╭─ Dataset records

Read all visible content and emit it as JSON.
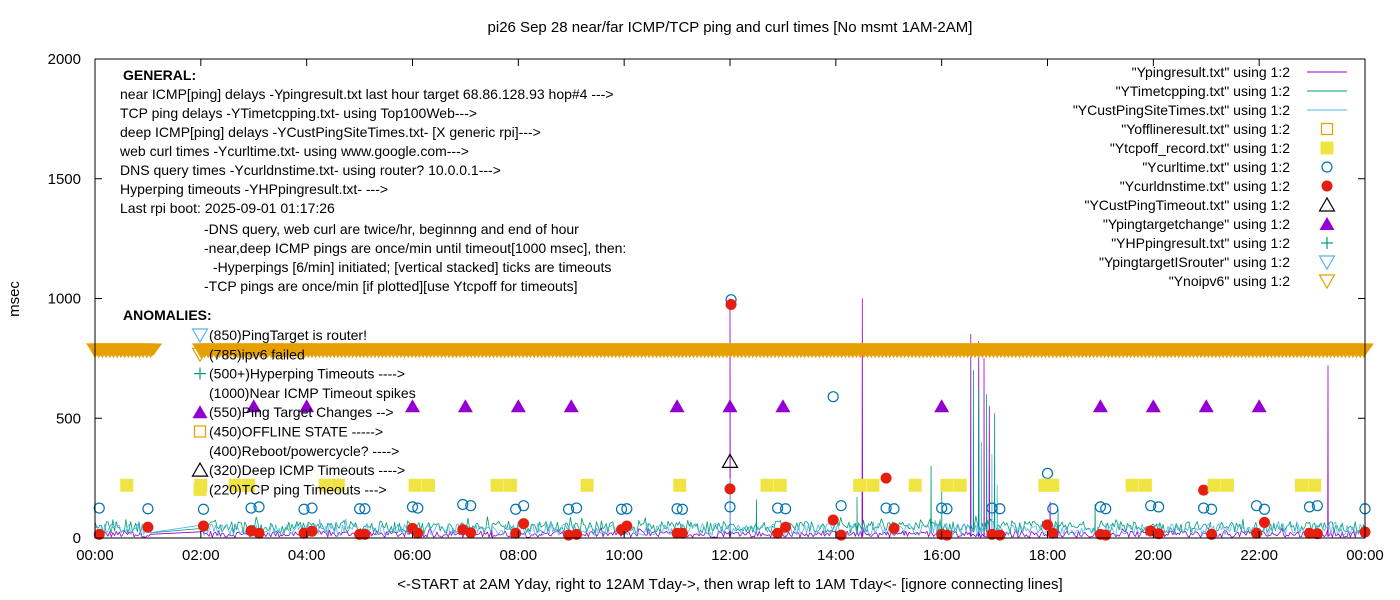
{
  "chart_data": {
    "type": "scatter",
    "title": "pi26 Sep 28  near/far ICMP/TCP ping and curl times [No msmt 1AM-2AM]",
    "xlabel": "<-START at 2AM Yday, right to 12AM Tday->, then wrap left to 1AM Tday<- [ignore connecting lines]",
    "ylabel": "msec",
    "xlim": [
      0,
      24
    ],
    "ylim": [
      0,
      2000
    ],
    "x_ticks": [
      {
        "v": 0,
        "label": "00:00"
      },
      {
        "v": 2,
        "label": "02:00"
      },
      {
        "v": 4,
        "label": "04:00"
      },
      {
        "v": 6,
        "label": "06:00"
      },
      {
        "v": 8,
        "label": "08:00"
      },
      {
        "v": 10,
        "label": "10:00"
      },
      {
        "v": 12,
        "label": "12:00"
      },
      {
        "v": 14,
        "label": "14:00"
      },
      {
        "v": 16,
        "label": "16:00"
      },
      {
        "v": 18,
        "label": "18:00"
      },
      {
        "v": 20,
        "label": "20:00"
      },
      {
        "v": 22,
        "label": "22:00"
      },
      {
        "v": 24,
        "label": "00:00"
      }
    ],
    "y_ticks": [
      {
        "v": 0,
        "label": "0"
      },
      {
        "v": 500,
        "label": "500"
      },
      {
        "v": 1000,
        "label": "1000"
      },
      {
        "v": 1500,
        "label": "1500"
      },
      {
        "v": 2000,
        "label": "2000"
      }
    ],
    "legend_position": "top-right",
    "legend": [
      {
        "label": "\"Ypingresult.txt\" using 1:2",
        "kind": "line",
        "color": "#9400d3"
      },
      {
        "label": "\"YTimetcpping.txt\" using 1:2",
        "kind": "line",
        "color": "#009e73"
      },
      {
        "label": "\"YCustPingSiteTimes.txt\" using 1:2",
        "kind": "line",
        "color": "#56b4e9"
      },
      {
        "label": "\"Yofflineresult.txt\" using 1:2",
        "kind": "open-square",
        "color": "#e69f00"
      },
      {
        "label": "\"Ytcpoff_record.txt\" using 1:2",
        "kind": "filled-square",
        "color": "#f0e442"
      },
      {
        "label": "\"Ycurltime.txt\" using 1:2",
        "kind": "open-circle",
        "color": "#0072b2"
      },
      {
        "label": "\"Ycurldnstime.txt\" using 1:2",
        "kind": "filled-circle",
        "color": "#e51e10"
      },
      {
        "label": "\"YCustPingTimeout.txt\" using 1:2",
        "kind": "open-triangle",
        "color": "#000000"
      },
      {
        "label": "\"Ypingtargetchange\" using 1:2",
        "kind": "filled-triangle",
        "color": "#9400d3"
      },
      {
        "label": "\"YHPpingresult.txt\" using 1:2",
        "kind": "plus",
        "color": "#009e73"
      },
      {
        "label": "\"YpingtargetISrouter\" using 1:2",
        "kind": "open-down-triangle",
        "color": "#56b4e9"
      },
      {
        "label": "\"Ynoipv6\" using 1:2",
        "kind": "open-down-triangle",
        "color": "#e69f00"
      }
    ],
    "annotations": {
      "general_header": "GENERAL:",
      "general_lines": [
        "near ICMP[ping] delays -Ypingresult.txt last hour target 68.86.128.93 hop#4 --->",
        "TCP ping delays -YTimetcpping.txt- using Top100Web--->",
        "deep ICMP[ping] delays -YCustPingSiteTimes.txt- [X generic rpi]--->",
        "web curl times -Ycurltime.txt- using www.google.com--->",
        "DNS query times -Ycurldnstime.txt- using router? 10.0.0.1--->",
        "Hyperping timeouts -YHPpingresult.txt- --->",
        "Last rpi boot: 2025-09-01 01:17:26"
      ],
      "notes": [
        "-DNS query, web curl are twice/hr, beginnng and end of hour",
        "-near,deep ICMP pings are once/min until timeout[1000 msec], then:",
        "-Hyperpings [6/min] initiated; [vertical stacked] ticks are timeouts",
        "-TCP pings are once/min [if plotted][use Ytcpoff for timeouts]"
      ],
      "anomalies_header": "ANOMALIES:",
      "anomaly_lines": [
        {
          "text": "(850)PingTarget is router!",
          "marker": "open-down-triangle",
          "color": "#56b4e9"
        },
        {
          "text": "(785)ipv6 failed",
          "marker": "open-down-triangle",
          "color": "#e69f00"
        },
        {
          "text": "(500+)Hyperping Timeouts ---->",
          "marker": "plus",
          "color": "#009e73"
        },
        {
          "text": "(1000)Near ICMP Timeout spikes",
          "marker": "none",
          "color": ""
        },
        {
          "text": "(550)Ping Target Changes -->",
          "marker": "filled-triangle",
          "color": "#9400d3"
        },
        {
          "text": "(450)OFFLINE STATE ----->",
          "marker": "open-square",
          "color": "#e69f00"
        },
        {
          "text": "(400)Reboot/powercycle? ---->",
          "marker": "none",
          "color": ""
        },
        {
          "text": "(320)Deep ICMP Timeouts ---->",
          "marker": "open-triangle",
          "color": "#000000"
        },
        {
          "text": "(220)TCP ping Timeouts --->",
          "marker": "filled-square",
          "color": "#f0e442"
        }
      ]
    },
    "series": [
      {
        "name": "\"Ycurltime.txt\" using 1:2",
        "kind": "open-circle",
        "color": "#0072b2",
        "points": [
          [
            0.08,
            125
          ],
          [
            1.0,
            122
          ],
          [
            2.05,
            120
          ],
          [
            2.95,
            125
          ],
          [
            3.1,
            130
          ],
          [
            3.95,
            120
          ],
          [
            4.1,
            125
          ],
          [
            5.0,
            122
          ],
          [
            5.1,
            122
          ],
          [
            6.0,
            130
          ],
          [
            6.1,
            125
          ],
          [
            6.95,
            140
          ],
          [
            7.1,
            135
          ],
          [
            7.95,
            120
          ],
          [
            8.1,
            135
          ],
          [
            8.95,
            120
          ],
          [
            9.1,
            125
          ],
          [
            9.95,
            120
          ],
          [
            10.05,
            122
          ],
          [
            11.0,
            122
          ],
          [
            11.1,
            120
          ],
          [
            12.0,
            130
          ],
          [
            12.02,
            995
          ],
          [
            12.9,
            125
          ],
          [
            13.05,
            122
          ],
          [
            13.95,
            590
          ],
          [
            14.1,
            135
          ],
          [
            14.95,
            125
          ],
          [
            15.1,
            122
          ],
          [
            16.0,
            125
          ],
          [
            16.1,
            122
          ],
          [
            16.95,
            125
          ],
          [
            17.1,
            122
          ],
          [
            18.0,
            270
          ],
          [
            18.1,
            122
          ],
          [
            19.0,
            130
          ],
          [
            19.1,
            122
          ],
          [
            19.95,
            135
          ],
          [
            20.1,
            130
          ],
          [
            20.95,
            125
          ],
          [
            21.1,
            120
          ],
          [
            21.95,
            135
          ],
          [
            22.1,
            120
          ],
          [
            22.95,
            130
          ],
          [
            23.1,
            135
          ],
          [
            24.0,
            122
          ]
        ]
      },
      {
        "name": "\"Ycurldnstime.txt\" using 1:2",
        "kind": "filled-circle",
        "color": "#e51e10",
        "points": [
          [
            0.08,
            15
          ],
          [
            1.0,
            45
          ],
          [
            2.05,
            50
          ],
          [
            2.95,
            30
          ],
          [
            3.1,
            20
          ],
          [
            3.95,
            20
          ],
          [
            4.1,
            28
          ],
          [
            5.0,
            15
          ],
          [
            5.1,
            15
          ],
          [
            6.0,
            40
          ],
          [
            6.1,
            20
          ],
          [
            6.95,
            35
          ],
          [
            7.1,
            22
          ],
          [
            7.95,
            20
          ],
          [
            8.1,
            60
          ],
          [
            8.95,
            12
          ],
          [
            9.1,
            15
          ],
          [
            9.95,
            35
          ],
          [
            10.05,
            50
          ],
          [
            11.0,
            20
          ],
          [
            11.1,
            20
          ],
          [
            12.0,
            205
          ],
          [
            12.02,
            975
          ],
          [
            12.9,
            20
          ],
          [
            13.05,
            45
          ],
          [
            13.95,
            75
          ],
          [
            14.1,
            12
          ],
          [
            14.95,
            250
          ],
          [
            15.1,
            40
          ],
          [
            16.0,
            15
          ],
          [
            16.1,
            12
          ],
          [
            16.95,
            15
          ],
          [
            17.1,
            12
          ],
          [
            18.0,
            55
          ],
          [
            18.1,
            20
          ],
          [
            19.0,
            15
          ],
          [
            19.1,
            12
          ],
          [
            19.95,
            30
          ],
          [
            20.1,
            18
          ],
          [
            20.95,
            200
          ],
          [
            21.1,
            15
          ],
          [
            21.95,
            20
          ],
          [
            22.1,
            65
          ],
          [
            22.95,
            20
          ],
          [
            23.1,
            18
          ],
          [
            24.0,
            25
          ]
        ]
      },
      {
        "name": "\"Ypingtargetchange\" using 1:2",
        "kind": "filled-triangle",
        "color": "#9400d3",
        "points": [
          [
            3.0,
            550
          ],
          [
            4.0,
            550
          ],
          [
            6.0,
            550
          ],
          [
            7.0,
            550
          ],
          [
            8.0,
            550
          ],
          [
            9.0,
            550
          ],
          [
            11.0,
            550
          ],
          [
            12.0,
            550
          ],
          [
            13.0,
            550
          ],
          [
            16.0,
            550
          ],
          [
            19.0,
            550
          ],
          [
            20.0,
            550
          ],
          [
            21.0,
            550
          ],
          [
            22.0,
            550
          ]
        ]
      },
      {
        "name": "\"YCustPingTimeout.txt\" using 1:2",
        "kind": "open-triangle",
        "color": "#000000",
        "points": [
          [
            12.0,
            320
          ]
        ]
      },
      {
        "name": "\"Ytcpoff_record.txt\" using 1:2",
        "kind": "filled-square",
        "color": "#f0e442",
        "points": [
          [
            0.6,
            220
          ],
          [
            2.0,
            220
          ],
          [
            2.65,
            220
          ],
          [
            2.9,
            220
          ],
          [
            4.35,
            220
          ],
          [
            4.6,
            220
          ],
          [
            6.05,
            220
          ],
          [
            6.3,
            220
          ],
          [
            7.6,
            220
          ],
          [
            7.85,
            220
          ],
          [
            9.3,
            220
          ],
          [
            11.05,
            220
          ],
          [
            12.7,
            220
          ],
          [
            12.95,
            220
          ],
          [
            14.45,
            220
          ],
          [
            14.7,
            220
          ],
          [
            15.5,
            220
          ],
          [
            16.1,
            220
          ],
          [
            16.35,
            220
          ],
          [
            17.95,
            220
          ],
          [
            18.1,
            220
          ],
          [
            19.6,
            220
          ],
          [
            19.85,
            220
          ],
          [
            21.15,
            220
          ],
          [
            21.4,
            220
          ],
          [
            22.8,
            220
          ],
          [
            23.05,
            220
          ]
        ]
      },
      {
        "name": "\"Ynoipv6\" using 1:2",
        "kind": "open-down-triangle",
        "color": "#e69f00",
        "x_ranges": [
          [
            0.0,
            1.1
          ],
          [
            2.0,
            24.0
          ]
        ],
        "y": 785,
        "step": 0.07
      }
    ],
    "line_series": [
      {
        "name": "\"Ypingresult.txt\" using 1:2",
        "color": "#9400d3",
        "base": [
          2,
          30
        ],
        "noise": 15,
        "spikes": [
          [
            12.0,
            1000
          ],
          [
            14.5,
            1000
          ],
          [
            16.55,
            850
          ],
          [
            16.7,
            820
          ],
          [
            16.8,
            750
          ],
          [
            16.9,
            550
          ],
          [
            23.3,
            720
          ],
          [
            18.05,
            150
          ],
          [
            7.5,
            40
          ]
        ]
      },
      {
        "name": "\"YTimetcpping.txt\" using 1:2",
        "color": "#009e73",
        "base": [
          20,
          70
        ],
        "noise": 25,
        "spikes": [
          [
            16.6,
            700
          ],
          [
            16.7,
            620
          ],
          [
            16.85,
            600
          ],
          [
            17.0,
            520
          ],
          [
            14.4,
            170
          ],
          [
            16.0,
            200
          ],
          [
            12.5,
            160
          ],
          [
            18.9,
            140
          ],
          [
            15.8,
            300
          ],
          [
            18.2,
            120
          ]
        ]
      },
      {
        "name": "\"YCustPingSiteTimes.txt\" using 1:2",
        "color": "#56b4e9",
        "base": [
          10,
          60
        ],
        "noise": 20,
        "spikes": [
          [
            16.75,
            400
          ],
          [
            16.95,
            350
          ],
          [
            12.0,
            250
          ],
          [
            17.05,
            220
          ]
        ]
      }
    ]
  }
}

╰─

The exercise » Identify each line in the entries with the word "YHPpingresult" and copy it.

Full answer »
        "label": "\"YHPpingresult.txt\" using 1:2",
        "Hyperping timeouts -YHPpingresult.txt- --->",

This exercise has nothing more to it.